How many lines in these records hold the string "name"? Reply with the number alone.

*DATASET ENTRIES:*
= = = = = = =

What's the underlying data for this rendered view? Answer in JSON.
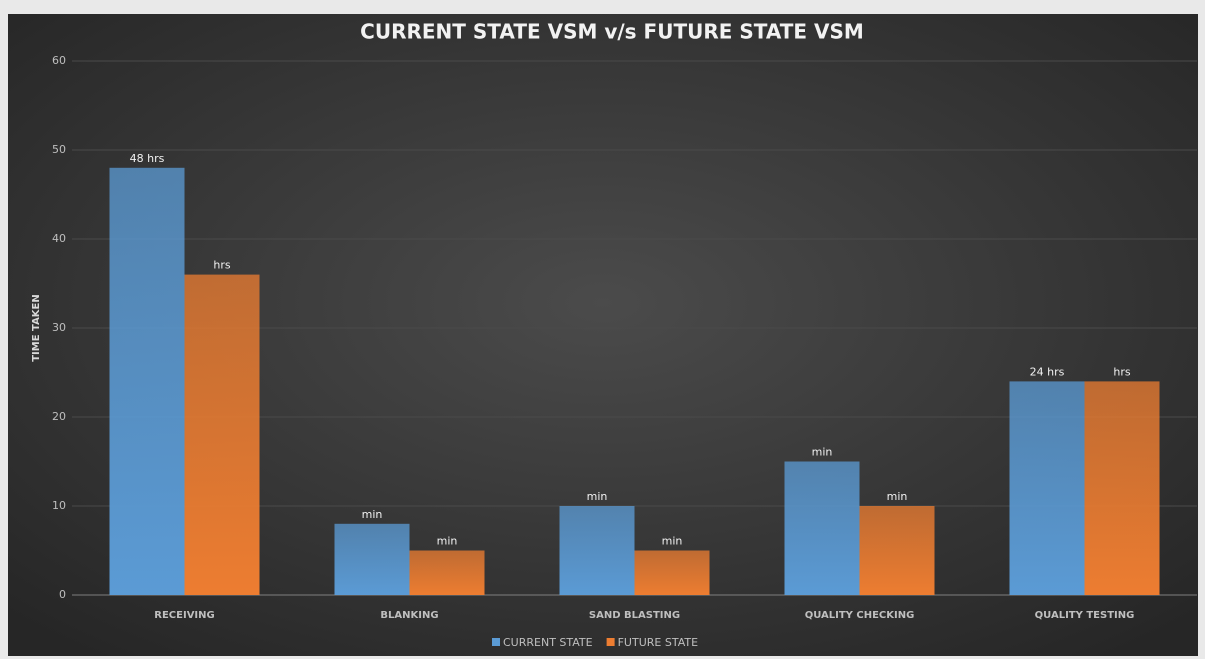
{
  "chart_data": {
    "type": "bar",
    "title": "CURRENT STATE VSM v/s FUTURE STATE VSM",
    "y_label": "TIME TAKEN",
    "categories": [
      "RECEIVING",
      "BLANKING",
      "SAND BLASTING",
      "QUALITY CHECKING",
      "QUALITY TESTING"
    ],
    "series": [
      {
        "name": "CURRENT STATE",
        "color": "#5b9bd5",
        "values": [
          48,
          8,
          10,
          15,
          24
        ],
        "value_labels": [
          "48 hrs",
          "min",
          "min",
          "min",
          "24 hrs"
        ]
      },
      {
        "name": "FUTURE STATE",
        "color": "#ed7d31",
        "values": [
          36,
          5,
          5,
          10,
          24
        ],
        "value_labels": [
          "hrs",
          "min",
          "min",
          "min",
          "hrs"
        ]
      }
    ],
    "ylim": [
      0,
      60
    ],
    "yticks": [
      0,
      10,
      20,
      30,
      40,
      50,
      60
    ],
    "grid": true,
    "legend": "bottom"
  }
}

= = = = = = =

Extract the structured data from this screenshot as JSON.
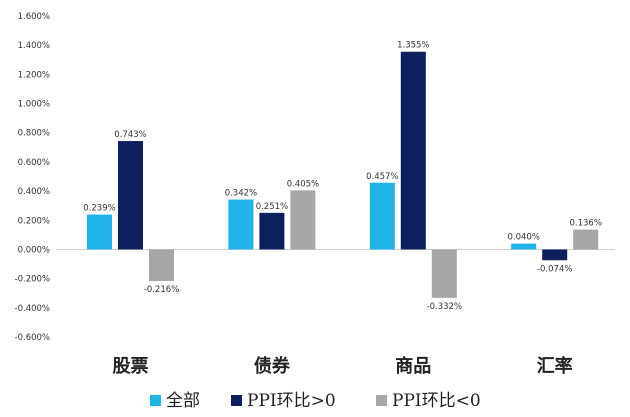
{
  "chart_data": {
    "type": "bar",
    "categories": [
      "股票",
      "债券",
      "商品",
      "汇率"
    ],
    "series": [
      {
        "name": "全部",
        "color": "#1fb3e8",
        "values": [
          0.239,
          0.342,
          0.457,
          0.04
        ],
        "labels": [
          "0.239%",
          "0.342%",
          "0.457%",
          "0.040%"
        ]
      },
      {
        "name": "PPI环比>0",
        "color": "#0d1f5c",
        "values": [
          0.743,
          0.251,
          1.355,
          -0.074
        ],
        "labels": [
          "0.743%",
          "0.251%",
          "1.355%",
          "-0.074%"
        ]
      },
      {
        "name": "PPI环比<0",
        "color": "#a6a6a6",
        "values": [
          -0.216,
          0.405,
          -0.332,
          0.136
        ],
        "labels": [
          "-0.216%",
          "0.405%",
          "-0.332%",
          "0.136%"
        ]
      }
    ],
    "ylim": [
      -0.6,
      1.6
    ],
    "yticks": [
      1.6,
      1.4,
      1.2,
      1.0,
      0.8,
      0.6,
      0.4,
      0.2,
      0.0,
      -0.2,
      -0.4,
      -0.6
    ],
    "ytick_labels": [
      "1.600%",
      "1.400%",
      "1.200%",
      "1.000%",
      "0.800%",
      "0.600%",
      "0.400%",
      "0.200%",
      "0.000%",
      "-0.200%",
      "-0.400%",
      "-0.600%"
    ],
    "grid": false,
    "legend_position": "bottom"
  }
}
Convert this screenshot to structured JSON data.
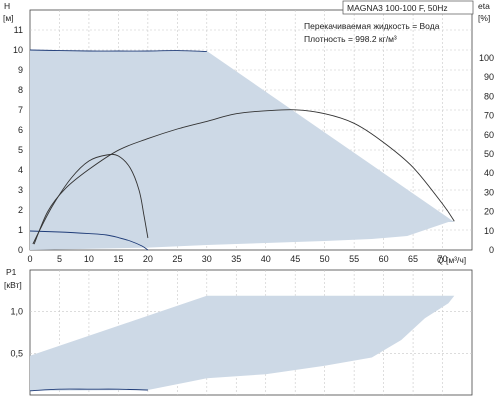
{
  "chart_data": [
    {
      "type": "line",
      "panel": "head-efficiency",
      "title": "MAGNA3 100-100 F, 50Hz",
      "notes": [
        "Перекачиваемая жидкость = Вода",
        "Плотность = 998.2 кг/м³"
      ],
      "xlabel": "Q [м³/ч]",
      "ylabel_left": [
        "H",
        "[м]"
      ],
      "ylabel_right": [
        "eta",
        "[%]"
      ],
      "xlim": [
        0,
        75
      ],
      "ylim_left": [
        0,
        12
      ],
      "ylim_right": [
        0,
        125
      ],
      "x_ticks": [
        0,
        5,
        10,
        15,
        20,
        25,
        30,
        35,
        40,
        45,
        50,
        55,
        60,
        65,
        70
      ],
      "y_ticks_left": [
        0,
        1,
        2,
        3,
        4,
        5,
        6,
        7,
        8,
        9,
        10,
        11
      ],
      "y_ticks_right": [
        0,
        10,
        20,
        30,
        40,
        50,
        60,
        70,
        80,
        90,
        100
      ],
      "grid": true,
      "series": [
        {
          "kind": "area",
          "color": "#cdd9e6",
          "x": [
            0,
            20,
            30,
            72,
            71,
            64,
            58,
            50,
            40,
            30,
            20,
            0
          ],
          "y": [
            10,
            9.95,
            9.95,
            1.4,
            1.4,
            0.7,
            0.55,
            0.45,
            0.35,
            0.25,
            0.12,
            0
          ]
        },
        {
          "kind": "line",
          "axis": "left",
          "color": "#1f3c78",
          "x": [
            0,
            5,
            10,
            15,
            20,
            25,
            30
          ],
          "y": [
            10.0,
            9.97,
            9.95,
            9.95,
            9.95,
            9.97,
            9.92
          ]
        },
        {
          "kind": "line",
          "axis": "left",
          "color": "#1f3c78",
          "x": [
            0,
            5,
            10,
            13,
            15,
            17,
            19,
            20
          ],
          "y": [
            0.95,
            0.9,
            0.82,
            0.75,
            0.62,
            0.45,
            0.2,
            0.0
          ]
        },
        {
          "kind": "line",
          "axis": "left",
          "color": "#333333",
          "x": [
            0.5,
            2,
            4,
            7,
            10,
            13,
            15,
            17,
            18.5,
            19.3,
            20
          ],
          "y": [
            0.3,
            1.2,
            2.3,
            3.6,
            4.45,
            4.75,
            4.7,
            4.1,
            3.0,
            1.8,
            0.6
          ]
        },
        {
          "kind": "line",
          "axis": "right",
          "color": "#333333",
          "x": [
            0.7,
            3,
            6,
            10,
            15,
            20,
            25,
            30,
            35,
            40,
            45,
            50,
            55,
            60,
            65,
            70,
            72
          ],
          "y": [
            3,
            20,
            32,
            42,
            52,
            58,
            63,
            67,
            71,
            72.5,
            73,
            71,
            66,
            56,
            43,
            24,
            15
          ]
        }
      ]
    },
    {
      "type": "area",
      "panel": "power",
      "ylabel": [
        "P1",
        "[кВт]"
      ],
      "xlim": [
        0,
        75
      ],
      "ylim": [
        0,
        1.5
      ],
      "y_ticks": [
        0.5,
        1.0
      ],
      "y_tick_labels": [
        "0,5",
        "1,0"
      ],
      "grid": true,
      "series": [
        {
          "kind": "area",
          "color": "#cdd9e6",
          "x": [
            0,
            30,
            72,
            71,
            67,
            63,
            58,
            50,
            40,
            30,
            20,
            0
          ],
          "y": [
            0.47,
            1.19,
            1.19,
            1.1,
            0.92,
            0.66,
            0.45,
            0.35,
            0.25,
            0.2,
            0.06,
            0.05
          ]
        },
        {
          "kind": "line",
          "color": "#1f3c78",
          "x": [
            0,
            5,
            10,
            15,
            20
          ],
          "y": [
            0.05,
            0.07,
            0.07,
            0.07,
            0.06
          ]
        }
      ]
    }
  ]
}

= = = = = = =

*COMPLETED EXERCISE:*
5